◆ **Exercise goal**:
Output all lines exactly, with nothing added or dropped.

(Lines of data)
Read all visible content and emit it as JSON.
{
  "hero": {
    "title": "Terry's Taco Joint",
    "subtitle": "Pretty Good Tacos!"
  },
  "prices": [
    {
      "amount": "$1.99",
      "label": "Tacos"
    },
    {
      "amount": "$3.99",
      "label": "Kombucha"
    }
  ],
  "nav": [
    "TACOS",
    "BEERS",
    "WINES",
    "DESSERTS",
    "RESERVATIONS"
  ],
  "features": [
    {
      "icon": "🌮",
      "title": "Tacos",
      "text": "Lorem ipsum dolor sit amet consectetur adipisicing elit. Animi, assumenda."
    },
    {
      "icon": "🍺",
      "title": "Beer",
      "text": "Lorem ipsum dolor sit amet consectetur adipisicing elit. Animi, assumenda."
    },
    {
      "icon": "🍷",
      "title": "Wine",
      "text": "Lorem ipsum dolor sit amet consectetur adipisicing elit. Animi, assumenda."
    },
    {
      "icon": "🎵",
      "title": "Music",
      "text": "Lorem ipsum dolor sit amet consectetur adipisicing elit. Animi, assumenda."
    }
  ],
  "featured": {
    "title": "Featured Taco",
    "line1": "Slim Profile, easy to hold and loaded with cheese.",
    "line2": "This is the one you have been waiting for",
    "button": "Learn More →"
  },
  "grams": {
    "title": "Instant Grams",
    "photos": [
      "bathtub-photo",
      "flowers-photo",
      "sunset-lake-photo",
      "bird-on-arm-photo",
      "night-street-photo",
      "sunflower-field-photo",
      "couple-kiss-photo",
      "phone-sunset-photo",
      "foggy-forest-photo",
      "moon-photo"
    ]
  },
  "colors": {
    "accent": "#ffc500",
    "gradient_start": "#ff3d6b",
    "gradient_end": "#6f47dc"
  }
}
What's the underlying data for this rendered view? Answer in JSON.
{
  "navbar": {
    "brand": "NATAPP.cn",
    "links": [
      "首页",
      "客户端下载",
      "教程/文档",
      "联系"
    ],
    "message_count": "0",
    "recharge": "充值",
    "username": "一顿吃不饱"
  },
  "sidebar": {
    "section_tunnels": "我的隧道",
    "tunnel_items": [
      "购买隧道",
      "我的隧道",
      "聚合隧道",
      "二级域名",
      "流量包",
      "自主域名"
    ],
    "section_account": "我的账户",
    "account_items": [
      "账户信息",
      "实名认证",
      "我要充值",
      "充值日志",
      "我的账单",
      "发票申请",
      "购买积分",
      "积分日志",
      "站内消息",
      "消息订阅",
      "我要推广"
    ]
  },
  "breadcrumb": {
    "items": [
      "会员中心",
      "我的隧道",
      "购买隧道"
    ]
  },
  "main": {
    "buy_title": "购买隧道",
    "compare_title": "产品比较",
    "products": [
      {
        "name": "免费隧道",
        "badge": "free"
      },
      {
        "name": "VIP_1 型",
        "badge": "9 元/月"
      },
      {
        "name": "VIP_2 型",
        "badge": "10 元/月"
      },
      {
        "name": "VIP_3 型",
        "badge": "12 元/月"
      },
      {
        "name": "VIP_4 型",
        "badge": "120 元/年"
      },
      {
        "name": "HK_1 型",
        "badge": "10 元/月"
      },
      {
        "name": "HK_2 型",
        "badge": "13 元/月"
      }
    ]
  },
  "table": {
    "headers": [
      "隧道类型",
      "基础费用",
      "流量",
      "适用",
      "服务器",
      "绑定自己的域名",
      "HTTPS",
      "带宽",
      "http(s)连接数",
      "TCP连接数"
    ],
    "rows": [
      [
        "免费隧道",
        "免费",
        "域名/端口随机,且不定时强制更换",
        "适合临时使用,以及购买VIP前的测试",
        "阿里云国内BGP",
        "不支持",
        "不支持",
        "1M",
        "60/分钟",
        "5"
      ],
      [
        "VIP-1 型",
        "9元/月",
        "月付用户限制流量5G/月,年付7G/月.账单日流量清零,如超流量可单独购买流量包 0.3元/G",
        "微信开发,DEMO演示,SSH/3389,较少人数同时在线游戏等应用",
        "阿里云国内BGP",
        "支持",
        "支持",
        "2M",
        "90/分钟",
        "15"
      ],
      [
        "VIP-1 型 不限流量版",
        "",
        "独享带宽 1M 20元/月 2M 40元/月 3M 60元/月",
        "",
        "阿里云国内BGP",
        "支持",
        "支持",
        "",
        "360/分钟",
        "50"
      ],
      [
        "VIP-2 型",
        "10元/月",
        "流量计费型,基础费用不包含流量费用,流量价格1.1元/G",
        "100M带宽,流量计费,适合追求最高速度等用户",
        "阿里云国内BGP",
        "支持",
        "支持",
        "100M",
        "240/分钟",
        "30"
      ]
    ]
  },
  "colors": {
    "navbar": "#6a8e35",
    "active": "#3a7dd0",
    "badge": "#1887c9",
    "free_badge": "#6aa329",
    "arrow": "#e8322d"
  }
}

◆ **The answer**:
Read all visible content and emit it as JSON.
{
  "hero": {
    "title": "Terry's Taco Joint",
    "subtitle": "Pretty Good Tacos!"
  },
  "prices": [
    {
      "amount": "$1.99",
      "label": "Tacos"
    },
    {
      "amount": "$3.99",
      "label": "Kombucha"
    }
  ],
  "nav": [
    "TACOS",
    "BEERS",
    "WINES",
    "DESSERTS",
    "RESERVATIONS"
  ],
  "features": [
    {
      "icon": "🌮",
      "title": "Tacos",
      "text": "Lorem ipsum dolor sit amet consectetur adipisicing elit. Animi, assumenda."
    },
    {
      "icon": "🍺",
      "title": "Beer",
      "text": "Lorem ipsum dolor sit amet consectetur adipisicing elit. Animi, assumenda."
    },
    {
      "icon": "🍷",
      "title": "Wine",
      "text": "Lorem ipsum dolor sit amet consectetur adipisicing elit. Animi, assumenda."
    },
    {
      "icon": "🎵",
      "title": "Music",
      "text": "Lorem ipsum dolor sit amet consectetur adipisicing elit. Animi, assumenda."
    }
  ],
  "featured": {
    "title": "Featured Taco",
    "line1": "Slim Profile, easy to hold and loaded with cheese.",
    "line2": "This is the one you have been waiting for",
    "button": "Learn More →"
  },
  "grams": {
    "title": "Instant Grams",
    "photos": [
      "bathtub-photo",
      "flowers-photo",
      "sunset-lake-photo",
      "bird-on-arm-photo",
      "night-street-photo",
      "sunflower-field-photo",
      "couple-kiss-photo",
      "phone-sunset-photo",
      "foggy-forest-photo",
      "moon-photo"
    ]
  },
  "colors": {
    "accent": "#ffc500",
    "gradient_start": "#ff3d6b",
    "gradient_end": "#6f47dc"
  }
}
What's the underlying data for this rendered view? Answer in JSON.
{
  "navbar": {
    "brand": "NATAPP.cn",
    "links": [
      "首页",
      "客户端下载",
      "教程/文档",
      "联系"
    ],
    "message_count": "0",
    "recharge": "充值",
    "username": "一顿吃不饱"
  },
  "sidebar": {
    "section_tunnels": "我的隧道",
    "tunnel_items": [
      "购买隧道",
      "我的隧道",
      "聚合隧道",
      "二级域名",
      "流量包",
      "自主域名"
    ],
    "section_account": "我的账户",
    "account_items": [
      "账户信息",
      "实名认证",
      "我要充值",
      "充值日志",
      "我的账单",
      "发票申请",
      "购买积分",
      "积分日志",
      "站内消息",
      "消息订阅",
      "我要推广"
    ]
  },
  "breadcrumb": {
    "items": [
      "会员中心",
      "我的隧道",
      "购买隧道"
    ]
  },
  "main": {
    "buy_title": "购买隧道",
    "compare_title": "产品比较",
    "products": [
      {
        "name": "免费隧道",
        "badge": "free"
      },
      {
        "name": "VIP_1 型",
        "badge": "9 元/月"
      },
      {
        "name": "VIP_2 型",
        "badge": "10 元/月"
      },
      {
        "name": "VIP_3 型",
        "badge": "12 元/月"
      },
      {
        "name": "VIP_4 型",
        "badge": "120 元/年"
      },
      {
        "name": "HK_1 型",
        "badge": "10 元/月"
      },
      {
        "name": "HK_2 型",
        "badge": "13 元/月"
      }
    ]
  },
  "table": {
    "headers": [
      "隧道类型",
      "基础费用",
      "流量",
      "适用",
      "服务器",
      "绑定自己的域名",
      "HTTPS",
      "带宽",
      "http(s)连接数",
      "TCP连接数"
    ],
    "rows": [
      [
        "免费隧道",
        "免费",
        "域名/端口随机,且不定时强制更换",
        "适合临时使用,以及购买VIP前的测试",
        "阿里云国内BGP",
        "不支持",
        "不支持",
        "1M",
        "60/分钟",
        "5"
      ],
      [
        "VIP-1 型",
        "9元/月",
        "月付用户限制流量5G/月,年付7G/月.账单日流量清零,如超流量可单独购买流量包 0.3元/G",
        "微信开发,DEMO演示,SSH/3389,较少人数同时在线游戏等应用",
        "阿里云国内BGP",
        "支持",
        "支持",
        "2M",
        "90/分钟",
        "15"
      ],
      [
        "VIP-1 型 不限流量版",
        "",
        "独享带宽 1M 20元/月 2M 40元/月 3M 60元/月",
        "",
        "阿里云国内BGP",
        "支持",
        "支持",
        "",
        "360/分钟",
        "50"
      ],
      [
        "VIP-2 型",
        "10元/月",
        "流量计费型,基础费用不包含流量费用,流量价格1.1元/G",
        "100M带宽,流量计费,适合追求最高速度等用户",
        "阿里云国内BGP",
        "支持",
        "支持",
        "100M",
        "240/分钟",
        "30"
      ]
    ]
  },
  "colors": {
    "navbar": "#6a8e35",
    "active": "#3a7dd0",
    "badge": "#1887c9",
    "free_badge": "#6aa329",
    "arrow": "#e8322d"
  }
}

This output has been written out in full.